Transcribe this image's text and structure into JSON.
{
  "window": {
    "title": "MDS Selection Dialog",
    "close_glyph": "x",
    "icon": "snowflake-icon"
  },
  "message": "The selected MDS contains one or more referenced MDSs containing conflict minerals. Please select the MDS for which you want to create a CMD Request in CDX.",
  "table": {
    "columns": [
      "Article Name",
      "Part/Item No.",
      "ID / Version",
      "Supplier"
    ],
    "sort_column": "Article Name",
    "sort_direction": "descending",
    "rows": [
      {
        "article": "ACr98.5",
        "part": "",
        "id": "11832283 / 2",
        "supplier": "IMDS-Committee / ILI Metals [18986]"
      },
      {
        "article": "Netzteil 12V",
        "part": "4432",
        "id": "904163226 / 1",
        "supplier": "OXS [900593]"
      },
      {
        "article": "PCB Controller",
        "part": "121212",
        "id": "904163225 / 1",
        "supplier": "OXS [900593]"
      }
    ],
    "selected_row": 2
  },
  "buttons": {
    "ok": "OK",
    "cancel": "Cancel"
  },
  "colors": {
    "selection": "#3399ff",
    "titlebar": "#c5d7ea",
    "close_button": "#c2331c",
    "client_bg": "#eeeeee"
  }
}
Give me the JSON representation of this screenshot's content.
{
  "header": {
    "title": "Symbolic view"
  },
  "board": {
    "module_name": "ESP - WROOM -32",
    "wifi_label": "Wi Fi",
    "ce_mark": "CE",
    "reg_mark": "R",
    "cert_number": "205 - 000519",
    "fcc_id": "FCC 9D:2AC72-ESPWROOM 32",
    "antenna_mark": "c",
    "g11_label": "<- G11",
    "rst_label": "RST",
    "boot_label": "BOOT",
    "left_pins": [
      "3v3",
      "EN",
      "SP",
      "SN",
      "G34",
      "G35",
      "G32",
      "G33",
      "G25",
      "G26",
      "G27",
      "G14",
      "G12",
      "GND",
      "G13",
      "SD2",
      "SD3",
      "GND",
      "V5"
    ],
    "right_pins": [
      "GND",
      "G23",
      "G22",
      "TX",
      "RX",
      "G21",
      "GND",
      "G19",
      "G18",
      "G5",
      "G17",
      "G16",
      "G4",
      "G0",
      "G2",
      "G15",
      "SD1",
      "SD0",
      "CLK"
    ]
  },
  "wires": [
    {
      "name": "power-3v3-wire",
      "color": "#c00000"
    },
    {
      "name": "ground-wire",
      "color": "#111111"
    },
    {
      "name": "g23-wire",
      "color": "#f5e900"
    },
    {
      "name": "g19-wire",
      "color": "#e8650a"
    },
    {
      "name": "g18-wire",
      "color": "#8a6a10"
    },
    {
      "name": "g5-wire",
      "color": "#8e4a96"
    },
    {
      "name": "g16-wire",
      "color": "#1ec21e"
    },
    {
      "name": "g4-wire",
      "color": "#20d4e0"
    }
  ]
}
━━━
### [Work required]
All of the material above needs to be retyped word for word.

### [The completed task]
Transcribe this image's text and structure into JSON.
{
  "window": {
    "title": "MDS Selection Dialog",
    "close_glyph": "x",
    "icon": "snowflake-icon"
  },
  "message": "The selected MDS contains one or more referenced MDSs containing conflict minerals. Please select the MDS for which you want to create a CMD Request in CDX.",
  "table": {
    "columns": [
      "Article Name",
      "Part/Item No.",
      "ID / Version",
      "Supplier"
    ],
    "sort_column": "Article Name",
    "sort_direction": "descending",
    "rows": [
      {
        "article": "ACr98.5",
        "part": "",
        "id": "11832283 / 2",
        "supplier": "IMDS-Committee / ILI Metals [18986]"
      },
      {
        "article": "Netzteil 12V",
        "part": "4432",
        "id": "904163226 / 1",
        "supplier": "OXS [900593]"
      },
      {
        "article": "PCB Controller",
        "part": "121212",
        "id": "904163225 / 1",
        "supplier": "OXS [900593]"
      }
    ],
    "selected_row": 2
  },
  "buttons": {
    "ok": "OK",
    "cancel": "Cancel"
  },
  "colors": {
    "selection": "#3399ff",
    "titlebar": "#c5d7ea",
    "close_button": "#c2331c",
    "client_bg": "#eeeeee"
  }
}
Give me the JSON representation of this screenshot's content.
{
  "header": {
    "title": "Symbolic view"
  },
  "board": {
    "module_name": "ESP - WROOM -32",
    "wifi_label": "Wi Fi",
    "ce_mark": "CE",
    "reg_mark": "R",
    "cert_number": "205 - 000519",
    "fcc_id": "FCC 9D:2AC72-ESPWROOM 32",
    "antenna_mark": "c",
    "g11_label": "<- G11",
    "rst_label": "RST",
    "boot_label": "BOOT",
    "left_pins": [
      "3v3",
      "EN",
      "SP",
      "SN",
      "G34",
      "G35",
      "G32",
      "G33",
      "G25",
      "G26",
      "G27",
      "G14",
      "G12",
      "GND",
      "G13",
      "SD2",
      "SD3",
      "GND",
      "V5"
    ],
    "right_pins": [
      "GND",
      "G23",
      "G22",
      "TX",
      "RX",
      "G21",
      "GND",
      "G19",
      "G18",
      "G5",
      "G17",
      "G16",
      "G4",
      "G0",
      "G2",
      "G15",
      "SD1",
      "SD0",
      "CLK"
    ]
  },
  "wires": [
    {
      "name": "power-3v3-wire",
      "color": "#c00000"
    },
    {
      "name": "ground-wire",
      "color": "#111111"
    },
    {
      "name": "g23-wire",
      "color": "#f5e900"
    },
    {
      "name": "g19-wire",
      "color": "#e8650a"
    },
    {
      "name": "g18-wire",
      "color": "#8a6a10"
    },
    {
      "name": "g5-wire",
      "color": "#8e4a96"
    },
    {
      "name": "g16-wire",
      "color": "#1ec21e"
    },
    {
      "name": "g4-wire",
      "color": "#20d4e0"
    }
  ]
}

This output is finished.